• [Set task] Could you copy every line from the material below in which "name" appears?

[Recorded data]
● ● ● ● ●

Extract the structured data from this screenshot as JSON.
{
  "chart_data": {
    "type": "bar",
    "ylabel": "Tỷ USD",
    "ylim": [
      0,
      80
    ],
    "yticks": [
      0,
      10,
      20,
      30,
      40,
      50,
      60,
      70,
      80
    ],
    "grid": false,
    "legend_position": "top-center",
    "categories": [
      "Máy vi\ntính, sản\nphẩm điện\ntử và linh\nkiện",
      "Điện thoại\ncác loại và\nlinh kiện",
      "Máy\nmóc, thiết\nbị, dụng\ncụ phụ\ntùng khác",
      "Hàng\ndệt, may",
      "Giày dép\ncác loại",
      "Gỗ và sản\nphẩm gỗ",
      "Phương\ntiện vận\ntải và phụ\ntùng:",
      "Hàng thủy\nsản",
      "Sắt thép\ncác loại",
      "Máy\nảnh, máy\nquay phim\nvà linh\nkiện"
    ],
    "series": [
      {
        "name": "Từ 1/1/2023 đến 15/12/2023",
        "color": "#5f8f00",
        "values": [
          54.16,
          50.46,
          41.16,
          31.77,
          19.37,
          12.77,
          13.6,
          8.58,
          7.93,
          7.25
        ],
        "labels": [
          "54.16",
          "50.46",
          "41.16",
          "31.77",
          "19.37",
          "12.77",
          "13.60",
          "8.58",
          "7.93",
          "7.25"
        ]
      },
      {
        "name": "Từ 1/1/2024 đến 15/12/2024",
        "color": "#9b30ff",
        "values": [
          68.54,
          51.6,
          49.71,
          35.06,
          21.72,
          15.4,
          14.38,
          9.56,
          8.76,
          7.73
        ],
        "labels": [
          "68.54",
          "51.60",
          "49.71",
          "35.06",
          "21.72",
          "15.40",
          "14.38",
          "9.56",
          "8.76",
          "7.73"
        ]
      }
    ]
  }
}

● ● ● ● ●

• [Exercise result]
        "name": "Từ 1/1/2023 đến 15/12/2023",
        "name": "Từ 1/1/2024 đến 15/12/2024",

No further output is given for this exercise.